- _Material provided_:
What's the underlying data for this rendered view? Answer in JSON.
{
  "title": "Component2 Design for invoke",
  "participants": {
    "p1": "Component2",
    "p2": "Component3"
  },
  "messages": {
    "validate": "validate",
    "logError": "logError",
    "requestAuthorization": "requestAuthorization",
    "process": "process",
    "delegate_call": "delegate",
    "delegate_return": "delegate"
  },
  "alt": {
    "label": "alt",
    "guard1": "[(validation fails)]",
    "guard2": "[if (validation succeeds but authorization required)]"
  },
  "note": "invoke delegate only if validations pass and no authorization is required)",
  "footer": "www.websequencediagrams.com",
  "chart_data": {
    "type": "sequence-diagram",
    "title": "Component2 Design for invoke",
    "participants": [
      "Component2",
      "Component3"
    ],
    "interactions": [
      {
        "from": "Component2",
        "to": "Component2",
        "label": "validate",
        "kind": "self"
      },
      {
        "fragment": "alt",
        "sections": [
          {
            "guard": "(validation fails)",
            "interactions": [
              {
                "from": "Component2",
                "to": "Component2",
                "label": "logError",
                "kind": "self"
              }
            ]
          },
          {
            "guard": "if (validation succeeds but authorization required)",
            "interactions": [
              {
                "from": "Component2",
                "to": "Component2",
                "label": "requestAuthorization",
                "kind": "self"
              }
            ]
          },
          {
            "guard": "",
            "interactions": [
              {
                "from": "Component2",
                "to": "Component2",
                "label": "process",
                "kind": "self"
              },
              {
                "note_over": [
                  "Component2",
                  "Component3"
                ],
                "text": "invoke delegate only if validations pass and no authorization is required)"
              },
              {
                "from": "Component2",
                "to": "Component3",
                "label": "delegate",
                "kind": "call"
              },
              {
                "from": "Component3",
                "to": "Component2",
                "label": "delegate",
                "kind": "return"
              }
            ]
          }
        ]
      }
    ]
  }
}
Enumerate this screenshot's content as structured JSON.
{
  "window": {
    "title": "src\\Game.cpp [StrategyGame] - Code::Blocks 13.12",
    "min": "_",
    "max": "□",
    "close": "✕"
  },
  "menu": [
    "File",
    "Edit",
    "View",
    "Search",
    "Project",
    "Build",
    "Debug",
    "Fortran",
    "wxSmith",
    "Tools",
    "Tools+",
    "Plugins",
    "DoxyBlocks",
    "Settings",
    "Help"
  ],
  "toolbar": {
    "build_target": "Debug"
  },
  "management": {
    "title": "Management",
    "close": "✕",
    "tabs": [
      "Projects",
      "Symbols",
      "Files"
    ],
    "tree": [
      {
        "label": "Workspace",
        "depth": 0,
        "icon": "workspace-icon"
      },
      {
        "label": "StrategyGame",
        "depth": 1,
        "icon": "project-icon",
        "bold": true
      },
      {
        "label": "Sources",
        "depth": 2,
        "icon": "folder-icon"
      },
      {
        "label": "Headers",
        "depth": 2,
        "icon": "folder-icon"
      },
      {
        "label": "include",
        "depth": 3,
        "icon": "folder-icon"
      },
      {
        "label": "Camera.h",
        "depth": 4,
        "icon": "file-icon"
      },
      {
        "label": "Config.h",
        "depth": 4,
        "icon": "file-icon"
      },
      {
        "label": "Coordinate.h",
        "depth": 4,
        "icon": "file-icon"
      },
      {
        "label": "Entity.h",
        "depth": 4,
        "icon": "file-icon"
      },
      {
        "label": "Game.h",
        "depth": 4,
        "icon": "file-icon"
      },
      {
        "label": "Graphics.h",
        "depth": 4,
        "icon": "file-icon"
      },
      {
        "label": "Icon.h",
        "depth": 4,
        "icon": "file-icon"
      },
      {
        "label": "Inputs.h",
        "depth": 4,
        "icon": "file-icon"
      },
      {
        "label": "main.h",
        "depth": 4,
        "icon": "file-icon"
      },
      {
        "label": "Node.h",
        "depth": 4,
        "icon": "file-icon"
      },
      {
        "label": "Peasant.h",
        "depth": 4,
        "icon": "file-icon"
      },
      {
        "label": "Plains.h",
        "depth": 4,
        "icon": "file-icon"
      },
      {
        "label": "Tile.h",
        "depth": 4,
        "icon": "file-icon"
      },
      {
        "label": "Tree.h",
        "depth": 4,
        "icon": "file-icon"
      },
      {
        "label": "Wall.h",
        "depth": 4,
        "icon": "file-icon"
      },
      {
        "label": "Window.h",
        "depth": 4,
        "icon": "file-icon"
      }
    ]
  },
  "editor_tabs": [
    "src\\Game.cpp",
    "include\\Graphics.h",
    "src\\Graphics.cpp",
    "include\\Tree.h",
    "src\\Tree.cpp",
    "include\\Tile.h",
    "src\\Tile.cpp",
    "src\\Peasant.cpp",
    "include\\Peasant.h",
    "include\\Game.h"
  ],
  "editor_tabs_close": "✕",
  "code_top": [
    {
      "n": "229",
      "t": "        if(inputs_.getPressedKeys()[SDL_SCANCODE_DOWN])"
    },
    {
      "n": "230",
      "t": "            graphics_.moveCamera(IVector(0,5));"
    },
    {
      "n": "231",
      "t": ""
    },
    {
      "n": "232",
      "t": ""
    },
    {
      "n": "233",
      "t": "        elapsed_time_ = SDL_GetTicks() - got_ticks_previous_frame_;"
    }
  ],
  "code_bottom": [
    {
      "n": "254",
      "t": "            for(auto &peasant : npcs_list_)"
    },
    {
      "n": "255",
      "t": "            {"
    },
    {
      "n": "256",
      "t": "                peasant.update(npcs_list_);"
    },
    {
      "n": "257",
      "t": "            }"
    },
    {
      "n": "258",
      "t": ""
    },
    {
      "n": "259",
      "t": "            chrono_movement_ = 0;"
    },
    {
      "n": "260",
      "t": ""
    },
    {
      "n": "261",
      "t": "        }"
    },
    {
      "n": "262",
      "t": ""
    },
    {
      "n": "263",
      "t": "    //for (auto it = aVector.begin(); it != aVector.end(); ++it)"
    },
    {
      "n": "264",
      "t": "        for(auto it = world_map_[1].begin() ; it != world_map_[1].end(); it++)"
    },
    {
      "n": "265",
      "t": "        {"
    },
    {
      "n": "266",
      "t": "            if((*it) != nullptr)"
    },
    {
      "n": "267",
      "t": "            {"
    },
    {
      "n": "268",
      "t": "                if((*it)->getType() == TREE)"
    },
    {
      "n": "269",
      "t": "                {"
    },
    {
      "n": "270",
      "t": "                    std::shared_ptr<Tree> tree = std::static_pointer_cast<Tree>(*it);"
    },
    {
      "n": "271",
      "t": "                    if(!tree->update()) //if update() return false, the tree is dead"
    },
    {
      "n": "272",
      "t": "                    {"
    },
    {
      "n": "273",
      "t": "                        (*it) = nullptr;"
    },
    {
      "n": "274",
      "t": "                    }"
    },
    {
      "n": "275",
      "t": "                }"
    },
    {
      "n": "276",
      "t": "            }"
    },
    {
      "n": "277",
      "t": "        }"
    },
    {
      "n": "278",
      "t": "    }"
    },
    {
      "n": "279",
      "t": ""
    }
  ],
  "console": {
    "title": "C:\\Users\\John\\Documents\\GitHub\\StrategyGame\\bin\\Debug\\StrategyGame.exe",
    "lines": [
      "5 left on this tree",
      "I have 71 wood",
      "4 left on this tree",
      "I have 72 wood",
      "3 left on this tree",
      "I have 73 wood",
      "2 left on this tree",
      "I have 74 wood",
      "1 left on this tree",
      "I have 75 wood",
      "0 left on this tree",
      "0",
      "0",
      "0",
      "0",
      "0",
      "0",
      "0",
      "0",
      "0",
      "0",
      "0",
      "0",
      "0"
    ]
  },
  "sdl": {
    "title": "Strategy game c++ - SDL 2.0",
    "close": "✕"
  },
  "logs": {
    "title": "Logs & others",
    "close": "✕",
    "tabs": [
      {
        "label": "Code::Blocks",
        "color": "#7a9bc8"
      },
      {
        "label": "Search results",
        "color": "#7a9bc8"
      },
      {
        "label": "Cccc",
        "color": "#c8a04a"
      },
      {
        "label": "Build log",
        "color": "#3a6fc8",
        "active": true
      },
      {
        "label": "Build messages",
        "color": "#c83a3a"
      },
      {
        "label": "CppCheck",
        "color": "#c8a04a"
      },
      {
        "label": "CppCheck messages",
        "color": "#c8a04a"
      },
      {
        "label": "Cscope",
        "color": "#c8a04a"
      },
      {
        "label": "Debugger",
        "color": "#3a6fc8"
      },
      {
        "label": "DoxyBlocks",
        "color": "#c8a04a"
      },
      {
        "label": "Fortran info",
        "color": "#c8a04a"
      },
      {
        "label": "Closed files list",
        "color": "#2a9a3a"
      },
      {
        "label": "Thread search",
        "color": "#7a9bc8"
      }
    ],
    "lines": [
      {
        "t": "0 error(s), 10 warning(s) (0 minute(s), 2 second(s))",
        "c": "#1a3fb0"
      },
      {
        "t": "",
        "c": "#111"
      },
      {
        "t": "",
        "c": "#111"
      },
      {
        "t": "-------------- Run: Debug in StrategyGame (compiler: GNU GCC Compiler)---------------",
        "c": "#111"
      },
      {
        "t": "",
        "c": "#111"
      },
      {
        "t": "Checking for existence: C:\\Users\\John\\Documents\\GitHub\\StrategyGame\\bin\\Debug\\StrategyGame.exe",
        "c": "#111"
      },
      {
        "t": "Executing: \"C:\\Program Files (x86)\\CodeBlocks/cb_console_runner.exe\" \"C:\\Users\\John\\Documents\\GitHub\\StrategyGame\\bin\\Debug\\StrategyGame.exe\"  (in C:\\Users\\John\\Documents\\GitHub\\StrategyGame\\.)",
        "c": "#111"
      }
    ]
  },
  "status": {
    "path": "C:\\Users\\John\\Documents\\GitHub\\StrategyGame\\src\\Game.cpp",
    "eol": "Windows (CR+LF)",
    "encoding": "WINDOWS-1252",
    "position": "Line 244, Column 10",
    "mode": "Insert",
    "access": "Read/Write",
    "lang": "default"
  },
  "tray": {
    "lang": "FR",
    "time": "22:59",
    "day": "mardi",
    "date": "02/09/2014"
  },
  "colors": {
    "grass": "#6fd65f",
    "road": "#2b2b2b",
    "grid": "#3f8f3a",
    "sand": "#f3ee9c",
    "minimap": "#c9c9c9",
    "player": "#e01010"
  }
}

- _Instructions for the task_: Using the listing above, work out how many of its lines include "auto", and give only the result.

- _Exercise solution_: 3